▸ **STATED GOAL**: Type out the records below word for word, from the first line through the line that contains "clipping-group-checkbox[interactable] — [83, 419, 93, 429]", including both ends.

▸ **RECORDS FOR THIS EXERCISE**:
━━━━━━

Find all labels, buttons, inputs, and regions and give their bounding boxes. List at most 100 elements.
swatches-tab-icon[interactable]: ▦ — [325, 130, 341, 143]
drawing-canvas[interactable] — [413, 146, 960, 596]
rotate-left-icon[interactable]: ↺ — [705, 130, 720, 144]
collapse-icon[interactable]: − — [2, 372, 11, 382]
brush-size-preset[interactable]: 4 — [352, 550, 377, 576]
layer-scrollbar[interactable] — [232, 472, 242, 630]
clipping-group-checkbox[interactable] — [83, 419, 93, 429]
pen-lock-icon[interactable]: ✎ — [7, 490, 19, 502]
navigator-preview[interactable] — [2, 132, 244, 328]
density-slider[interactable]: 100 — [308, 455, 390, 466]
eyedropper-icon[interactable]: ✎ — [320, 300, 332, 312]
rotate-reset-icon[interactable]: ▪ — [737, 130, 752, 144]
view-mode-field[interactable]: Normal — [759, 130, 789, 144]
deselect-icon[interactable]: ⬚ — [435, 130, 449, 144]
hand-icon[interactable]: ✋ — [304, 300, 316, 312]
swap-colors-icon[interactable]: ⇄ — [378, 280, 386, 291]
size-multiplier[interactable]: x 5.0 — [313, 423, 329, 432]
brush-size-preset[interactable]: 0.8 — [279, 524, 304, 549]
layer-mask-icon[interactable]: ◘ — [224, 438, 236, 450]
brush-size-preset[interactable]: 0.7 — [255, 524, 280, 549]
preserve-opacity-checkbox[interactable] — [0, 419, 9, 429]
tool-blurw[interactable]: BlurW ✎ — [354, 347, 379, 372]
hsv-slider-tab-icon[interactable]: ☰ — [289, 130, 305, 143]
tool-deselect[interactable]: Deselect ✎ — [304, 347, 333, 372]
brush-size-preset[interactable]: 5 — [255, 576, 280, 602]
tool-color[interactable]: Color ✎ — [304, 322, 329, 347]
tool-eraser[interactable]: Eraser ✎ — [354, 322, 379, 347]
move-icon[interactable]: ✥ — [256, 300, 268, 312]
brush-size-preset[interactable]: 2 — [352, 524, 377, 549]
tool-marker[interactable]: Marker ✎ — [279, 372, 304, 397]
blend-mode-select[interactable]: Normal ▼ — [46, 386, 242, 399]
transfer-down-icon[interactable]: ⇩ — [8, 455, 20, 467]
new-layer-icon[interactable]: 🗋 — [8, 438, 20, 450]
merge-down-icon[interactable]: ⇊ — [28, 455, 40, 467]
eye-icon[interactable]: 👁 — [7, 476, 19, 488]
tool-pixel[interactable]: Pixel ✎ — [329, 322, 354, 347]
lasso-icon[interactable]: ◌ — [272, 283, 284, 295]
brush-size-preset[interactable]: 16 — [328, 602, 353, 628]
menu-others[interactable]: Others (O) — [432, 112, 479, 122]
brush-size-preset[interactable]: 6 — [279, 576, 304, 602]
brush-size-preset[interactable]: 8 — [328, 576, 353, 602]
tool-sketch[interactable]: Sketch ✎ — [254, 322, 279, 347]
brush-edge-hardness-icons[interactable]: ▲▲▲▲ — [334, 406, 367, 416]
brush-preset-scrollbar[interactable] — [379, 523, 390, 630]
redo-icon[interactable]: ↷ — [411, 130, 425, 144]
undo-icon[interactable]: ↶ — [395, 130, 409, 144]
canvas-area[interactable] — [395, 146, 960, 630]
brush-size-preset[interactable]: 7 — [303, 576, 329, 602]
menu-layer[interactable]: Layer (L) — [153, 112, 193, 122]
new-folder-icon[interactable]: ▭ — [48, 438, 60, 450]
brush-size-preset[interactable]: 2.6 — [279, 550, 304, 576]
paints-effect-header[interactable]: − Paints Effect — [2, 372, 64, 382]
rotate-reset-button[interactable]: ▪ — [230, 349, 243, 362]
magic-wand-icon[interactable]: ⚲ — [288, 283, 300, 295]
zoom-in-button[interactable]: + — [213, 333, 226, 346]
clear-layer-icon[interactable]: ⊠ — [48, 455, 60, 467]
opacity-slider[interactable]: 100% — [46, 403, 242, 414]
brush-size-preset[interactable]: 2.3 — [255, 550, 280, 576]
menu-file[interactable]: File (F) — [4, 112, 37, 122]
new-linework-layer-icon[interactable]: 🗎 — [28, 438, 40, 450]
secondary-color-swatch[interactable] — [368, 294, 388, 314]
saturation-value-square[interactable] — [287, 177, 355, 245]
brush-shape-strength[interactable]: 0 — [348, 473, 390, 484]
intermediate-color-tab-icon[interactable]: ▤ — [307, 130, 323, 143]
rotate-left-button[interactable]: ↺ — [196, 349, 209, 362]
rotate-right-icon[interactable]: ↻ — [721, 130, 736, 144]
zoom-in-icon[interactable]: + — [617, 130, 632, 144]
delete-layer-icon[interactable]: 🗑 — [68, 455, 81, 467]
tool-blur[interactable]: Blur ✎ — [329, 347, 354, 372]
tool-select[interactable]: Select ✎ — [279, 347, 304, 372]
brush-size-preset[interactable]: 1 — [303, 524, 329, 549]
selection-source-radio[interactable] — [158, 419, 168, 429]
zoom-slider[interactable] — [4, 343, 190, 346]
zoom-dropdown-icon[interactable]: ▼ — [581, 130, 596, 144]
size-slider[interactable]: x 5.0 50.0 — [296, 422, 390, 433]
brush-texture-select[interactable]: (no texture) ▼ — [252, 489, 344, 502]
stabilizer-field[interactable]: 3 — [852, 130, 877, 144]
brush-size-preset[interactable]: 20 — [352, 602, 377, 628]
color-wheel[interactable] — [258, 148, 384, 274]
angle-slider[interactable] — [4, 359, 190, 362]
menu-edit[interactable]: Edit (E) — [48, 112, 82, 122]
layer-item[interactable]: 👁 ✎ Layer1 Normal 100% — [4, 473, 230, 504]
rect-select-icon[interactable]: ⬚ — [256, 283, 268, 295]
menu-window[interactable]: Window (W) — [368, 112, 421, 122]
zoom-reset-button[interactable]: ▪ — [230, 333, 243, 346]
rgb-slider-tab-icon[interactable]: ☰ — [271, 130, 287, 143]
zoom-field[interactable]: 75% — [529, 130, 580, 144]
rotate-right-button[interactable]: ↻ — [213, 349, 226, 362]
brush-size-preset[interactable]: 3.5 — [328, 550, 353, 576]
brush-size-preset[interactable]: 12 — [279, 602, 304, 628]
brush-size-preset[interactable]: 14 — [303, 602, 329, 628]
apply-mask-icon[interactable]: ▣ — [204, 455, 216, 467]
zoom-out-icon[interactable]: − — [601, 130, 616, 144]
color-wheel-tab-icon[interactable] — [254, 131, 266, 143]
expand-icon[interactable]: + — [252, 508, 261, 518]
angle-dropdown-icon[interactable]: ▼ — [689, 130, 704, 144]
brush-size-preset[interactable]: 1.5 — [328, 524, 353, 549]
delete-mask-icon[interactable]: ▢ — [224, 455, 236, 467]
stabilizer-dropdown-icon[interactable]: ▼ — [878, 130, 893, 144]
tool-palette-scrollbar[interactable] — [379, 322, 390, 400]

━━━━━━

▸ **ANSWER TO THIS TASK**:
Find all labels, buttons, inputs, and regions and give their bounding boxes. List at most 100 elements.
swatches-tab-icon[interactable]: ▦ — [325, 130, 341, 143]
drawing-canvas[interactable] — [413, 146, 960, 596]
rotate-left-icon[interactable]: ↺ — [705, 130, 720, 144]
collapse-icon[interactable]: − — [2, 372, 11, 382]
brush-size-preset[interactable]: 4 — [352, 550, 377, 576]
layer-scrollbar[interactable] — [232, 472, 242, 630]
clipping-group-checkbox[interactable] — [83, 419, 93, 429]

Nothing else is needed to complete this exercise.